**Your objective:** Count, in the entries below, the lines in which "disengaged" occurs. Give the number, nothing more.

**Data in this exercise:**
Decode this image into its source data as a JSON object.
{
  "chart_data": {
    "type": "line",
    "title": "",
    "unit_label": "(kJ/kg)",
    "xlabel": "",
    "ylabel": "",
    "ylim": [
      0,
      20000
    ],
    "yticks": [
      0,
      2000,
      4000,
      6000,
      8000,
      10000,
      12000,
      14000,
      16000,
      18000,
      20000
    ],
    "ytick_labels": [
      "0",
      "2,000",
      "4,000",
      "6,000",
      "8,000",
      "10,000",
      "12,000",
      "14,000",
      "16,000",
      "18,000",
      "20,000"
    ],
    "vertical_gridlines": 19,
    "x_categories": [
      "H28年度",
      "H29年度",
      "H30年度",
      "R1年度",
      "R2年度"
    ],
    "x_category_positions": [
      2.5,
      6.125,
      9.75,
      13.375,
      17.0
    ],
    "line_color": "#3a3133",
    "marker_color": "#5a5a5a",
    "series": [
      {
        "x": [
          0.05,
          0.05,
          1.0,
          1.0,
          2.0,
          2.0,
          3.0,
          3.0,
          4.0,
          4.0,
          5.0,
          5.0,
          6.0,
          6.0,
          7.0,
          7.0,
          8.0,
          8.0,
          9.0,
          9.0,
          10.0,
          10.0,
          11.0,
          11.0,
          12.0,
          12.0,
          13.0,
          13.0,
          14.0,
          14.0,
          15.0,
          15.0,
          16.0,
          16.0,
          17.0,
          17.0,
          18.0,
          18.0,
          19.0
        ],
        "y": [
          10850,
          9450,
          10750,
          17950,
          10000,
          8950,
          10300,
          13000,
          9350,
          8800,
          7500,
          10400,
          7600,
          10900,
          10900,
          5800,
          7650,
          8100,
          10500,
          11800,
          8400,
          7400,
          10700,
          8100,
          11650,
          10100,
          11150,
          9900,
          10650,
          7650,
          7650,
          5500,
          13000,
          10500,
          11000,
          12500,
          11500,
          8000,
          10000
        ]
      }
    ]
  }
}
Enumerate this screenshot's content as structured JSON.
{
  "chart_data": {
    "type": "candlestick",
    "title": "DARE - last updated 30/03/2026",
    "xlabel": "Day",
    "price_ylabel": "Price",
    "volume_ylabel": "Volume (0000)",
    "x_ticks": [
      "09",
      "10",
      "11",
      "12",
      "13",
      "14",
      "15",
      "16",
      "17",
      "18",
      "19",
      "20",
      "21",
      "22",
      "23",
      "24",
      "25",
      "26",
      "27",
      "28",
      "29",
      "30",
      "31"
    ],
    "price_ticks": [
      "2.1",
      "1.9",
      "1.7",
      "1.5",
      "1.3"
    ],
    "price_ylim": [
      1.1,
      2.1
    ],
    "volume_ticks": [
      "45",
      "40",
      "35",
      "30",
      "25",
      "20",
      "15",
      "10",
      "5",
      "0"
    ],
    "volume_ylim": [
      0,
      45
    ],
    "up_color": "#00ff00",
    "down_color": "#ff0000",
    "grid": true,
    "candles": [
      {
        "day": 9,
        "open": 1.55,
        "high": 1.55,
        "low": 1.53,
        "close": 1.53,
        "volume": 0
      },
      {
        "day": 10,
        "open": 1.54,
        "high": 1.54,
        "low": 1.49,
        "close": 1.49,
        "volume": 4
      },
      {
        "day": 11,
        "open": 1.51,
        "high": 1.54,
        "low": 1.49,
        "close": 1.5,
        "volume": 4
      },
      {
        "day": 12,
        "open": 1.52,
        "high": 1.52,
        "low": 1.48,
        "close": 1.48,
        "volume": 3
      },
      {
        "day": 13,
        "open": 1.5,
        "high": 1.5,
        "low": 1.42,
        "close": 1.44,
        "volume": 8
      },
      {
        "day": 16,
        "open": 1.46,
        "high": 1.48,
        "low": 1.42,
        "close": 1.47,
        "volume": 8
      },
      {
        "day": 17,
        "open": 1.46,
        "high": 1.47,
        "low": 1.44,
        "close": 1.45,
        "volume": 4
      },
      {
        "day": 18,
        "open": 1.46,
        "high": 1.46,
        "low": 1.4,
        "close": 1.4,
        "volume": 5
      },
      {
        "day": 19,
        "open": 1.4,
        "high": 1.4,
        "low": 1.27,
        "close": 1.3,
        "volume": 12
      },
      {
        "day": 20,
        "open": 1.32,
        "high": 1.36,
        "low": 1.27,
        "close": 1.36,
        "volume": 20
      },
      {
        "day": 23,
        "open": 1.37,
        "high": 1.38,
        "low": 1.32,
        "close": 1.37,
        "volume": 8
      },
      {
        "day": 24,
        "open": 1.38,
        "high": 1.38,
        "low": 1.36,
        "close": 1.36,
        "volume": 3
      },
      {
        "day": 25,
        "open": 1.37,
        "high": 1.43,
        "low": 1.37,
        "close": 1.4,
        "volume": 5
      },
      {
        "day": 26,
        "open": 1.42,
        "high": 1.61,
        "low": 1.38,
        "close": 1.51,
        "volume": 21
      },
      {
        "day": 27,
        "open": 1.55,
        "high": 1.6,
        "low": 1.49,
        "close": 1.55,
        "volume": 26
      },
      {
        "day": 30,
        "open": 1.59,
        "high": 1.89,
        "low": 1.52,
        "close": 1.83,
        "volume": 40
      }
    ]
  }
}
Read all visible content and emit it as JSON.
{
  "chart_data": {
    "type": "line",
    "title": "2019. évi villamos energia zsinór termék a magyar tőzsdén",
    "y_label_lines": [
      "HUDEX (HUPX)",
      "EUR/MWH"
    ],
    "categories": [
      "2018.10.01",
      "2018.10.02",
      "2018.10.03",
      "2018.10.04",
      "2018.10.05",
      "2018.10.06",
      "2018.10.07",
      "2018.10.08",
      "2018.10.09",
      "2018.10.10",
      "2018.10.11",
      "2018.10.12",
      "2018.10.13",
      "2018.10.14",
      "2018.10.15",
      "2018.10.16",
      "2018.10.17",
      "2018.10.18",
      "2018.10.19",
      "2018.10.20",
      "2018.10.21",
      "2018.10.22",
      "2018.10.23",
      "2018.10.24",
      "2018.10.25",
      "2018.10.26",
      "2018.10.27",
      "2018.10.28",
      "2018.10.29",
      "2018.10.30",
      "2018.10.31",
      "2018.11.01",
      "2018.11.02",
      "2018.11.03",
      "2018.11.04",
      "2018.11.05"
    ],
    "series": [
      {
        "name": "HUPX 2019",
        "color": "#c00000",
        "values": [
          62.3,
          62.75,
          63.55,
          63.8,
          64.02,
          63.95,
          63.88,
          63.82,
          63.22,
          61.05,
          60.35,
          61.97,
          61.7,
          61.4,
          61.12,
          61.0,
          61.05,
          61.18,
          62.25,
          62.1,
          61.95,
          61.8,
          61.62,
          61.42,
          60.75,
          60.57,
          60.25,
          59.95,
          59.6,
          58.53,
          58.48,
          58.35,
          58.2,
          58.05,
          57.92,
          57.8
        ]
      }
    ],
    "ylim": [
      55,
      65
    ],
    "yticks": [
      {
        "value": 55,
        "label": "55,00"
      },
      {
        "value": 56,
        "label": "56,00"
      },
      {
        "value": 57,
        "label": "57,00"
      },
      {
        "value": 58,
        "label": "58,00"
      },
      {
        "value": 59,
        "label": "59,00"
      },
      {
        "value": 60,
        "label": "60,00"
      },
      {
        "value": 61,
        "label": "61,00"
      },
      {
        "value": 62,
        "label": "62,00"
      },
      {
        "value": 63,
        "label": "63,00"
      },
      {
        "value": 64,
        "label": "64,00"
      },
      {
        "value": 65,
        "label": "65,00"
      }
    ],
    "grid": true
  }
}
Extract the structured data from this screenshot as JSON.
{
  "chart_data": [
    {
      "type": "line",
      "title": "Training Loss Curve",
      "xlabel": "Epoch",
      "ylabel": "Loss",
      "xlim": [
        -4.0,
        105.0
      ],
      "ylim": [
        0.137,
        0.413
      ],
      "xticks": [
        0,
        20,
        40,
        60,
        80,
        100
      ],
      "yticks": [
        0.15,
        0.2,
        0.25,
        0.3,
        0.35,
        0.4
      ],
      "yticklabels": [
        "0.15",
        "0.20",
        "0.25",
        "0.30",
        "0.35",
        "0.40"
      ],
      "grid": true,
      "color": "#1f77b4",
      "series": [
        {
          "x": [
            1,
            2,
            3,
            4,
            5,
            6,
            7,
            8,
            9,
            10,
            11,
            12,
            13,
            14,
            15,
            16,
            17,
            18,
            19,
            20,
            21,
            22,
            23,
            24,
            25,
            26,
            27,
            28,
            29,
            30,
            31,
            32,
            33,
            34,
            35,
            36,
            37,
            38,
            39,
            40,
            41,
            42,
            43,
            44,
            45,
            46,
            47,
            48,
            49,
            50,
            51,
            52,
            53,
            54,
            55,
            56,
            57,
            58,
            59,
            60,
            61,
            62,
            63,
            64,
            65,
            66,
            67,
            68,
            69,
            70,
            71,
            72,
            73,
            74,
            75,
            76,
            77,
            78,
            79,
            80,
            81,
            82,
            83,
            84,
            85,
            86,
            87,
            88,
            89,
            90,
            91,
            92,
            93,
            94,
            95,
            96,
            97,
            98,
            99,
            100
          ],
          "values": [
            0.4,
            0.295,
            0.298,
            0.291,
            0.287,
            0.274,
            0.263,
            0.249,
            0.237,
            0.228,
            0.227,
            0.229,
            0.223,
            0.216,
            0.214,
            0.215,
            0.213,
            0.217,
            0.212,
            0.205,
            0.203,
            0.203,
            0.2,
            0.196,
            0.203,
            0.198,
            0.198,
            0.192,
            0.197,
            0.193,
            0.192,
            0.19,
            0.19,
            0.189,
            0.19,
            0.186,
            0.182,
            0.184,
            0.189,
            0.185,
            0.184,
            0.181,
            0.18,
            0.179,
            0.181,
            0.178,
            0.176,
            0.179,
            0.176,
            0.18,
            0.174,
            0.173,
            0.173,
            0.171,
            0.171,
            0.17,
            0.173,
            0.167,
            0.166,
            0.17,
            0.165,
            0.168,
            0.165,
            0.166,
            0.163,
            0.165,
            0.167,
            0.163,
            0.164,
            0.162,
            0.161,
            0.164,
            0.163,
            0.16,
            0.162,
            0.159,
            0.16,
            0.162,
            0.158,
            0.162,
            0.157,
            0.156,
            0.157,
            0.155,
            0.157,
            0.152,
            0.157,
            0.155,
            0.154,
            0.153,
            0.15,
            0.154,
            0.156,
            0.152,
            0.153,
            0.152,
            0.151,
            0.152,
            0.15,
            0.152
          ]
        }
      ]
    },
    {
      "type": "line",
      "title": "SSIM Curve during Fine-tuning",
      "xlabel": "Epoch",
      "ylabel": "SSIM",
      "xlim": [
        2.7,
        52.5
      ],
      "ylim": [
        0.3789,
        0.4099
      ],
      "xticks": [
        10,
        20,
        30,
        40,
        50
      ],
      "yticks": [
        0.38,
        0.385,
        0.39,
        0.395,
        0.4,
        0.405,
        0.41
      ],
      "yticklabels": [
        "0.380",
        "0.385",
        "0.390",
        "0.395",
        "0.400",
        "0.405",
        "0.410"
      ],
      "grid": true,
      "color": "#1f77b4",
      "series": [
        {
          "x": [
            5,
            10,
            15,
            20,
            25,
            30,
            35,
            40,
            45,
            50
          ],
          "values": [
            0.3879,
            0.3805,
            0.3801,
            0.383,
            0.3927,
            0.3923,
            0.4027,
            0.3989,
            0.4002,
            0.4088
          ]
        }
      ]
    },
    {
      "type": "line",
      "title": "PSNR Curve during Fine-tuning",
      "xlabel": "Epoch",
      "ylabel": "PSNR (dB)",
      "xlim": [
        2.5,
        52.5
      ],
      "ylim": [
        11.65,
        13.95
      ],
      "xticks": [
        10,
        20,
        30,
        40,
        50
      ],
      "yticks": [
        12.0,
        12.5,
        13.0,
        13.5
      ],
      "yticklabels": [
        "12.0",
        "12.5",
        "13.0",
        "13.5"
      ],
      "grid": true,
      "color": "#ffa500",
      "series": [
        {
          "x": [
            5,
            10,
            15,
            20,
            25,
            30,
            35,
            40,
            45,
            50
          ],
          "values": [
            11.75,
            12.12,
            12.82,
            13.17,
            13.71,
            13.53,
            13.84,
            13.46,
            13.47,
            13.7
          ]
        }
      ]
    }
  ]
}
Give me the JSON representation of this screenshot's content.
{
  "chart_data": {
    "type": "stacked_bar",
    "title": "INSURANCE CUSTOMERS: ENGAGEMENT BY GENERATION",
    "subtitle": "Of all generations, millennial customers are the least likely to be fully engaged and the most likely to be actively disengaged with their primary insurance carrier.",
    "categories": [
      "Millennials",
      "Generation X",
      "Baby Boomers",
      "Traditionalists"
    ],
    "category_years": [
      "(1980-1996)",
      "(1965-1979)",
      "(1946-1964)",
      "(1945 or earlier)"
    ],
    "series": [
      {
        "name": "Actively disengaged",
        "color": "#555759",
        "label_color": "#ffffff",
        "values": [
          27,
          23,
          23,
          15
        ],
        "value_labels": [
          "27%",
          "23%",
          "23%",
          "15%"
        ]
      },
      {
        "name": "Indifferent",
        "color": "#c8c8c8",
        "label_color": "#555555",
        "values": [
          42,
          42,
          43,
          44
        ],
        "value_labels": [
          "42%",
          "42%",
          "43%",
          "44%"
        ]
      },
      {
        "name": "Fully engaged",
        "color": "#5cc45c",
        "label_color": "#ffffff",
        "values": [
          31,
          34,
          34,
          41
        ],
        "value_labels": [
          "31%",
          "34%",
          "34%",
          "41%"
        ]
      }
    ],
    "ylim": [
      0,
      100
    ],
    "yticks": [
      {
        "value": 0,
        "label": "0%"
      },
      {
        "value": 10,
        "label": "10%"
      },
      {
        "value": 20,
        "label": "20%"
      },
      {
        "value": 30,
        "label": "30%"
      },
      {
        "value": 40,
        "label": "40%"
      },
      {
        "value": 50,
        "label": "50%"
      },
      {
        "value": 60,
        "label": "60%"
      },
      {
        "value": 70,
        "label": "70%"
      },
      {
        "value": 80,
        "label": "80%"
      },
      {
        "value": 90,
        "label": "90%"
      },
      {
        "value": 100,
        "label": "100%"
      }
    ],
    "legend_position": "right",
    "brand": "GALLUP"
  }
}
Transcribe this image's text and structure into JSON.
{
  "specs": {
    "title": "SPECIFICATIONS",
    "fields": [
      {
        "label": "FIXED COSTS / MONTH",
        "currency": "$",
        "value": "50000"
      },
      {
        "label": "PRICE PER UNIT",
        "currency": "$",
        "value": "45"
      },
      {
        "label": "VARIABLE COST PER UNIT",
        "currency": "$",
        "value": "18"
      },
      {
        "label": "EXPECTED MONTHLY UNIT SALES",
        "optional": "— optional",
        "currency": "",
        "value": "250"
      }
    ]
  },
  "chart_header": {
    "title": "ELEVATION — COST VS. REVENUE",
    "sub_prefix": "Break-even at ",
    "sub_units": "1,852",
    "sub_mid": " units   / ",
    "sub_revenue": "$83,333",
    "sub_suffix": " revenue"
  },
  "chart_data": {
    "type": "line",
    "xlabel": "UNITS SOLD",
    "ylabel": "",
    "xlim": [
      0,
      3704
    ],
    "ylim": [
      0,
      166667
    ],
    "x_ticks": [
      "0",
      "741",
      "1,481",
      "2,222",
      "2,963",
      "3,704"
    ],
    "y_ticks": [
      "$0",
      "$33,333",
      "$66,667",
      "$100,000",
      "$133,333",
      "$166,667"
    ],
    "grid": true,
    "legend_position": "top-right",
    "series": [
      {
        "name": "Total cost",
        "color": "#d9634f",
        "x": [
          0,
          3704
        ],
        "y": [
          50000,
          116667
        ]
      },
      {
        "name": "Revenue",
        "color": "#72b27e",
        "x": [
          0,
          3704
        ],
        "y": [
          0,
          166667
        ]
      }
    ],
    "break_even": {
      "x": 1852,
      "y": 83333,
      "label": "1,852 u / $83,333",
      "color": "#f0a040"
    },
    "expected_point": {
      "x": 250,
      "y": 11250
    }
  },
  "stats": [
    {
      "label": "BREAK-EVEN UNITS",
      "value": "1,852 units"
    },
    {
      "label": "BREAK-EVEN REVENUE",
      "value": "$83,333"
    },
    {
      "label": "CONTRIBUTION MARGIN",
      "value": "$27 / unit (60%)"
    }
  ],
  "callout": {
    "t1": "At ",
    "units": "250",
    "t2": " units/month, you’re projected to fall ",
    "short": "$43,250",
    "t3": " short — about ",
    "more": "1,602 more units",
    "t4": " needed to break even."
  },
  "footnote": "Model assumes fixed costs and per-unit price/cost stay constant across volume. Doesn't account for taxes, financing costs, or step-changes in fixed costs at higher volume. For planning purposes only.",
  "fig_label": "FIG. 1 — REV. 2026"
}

**Complete answer:** 2